Task to carry out: Search the listing below for the word "color" and copy each line that holds it.

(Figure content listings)
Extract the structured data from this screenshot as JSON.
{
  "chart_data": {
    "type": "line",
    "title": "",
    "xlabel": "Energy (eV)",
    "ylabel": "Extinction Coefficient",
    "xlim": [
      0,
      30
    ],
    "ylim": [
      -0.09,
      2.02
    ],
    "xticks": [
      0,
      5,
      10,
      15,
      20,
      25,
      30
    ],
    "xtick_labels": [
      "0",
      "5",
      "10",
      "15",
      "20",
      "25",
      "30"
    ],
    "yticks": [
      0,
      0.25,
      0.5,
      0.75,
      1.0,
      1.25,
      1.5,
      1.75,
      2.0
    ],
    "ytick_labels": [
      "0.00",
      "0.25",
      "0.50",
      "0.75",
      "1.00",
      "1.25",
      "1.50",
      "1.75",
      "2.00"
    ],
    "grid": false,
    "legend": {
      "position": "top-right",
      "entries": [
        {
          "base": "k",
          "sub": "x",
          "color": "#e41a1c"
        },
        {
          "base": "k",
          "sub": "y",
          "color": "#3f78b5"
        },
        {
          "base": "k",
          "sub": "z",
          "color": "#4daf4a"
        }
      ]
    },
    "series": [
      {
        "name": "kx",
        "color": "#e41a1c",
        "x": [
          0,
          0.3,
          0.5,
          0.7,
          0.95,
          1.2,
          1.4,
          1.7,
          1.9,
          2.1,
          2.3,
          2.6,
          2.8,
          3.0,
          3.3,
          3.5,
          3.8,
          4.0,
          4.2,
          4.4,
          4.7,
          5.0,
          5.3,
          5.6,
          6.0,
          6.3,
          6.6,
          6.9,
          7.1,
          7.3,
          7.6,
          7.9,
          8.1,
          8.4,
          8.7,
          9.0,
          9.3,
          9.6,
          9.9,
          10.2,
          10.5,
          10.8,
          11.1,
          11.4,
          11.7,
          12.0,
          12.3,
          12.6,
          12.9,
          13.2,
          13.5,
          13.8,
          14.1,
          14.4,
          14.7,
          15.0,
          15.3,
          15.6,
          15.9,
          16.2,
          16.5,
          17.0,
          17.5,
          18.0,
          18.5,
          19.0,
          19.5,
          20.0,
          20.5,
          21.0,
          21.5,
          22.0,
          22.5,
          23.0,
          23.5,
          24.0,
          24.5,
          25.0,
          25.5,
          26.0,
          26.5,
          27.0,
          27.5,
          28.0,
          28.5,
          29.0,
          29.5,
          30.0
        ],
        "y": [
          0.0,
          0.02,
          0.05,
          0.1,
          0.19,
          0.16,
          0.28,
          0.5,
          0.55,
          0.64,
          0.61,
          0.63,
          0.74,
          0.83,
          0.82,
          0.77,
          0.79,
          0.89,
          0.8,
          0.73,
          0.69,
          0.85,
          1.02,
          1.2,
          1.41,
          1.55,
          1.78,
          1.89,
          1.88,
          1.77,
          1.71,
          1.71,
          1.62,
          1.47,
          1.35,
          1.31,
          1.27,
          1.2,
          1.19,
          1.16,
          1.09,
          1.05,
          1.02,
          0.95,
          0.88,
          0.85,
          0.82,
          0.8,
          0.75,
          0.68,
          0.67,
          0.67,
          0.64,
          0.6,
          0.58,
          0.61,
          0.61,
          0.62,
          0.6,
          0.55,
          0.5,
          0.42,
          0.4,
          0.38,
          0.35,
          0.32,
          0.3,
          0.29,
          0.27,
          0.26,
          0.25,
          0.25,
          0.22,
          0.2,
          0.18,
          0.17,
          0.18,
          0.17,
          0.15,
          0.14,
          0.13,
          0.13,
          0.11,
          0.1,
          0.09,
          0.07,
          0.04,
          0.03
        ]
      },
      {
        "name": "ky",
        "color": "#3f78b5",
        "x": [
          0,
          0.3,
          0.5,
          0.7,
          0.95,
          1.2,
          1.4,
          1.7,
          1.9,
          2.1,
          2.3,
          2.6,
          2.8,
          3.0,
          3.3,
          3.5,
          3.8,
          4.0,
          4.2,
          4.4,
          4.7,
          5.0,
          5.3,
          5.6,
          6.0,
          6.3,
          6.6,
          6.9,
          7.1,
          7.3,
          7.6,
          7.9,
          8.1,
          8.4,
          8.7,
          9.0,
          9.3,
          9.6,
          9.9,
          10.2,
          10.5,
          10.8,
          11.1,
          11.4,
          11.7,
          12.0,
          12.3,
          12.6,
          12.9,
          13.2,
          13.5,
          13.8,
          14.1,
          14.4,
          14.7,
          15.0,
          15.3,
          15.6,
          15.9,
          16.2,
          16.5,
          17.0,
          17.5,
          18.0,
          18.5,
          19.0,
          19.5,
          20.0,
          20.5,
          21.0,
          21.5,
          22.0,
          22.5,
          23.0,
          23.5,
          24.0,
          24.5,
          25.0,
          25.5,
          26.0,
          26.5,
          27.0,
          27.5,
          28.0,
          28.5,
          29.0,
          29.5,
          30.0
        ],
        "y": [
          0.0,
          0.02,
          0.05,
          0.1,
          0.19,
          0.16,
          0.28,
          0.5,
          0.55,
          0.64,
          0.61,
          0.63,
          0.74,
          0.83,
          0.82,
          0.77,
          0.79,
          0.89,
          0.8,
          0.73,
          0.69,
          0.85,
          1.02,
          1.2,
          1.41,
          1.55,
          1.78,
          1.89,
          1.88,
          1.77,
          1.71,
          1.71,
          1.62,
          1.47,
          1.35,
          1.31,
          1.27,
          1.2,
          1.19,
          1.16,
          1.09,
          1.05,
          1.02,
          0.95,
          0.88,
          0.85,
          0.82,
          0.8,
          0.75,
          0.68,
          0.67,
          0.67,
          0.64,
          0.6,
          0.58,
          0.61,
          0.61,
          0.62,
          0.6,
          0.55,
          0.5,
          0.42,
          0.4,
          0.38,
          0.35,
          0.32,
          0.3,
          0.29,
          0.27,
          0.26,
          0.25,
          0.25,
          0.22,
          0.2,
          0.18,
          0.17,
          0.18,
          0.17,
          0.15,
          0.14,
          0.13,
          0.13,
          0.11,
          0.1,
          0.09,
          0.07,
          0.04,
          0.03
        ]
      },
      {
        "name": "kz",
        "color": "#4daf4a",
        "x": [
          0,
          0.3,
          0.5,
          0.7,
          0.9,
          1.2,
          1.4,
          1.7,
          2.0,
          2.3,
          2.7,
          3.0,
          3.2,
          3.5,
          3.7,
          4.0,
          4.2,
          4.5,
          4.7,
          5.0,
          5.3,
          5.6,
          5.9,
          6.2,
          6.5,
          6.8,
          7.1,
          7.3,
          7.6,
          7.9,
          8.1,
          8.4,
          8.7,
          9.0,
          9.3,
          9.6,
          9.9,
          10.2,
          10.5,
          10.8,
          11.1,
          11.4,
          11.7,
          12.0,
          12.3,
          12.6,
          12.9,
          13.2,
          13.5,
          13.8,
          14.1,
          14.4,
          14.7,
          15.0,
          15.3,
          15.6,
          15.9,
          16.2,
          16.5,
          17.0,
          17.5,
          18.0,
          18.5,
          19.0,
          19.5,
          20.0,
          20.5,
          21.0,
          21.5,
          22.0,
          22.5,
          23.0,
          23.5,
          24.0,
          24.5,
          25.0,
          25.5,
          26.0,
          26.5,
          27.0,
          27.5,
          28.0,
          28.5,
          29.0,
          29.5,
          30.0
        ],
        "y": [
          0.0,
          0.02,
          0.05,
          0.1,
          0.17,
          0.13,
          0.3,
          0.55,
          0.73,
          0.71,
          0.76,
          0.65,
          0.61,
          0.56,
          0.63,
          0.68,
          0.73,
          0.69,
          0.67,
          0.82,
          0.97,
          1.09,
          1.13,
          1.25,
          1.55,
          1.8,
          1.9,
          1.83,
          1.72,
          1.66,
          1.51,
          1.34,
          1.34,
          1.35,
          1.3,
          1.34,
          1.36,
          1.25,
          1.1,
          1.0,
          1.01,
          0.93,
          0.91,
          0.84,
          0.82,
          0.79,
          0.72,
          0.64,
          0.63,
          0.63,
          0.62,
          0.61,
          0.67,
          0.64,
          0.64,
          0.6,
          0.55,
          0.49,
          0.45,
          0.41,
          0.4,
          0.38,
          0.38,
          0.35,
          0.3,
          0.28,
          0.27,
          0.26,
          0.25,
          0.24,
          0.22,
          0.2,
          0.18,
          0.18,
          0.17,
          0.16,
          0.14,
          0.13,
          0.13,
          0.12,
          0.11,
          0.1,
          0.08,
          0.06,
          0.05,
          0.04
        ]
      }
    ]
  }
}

Exercise answer:
          "color": "#e41a1c"
          "color": "#3f78b5"
          "color": "#4daf4a"
        "color": "#e41a1c",
        "color": "#3f78b5",
        "color": "#4daf4a",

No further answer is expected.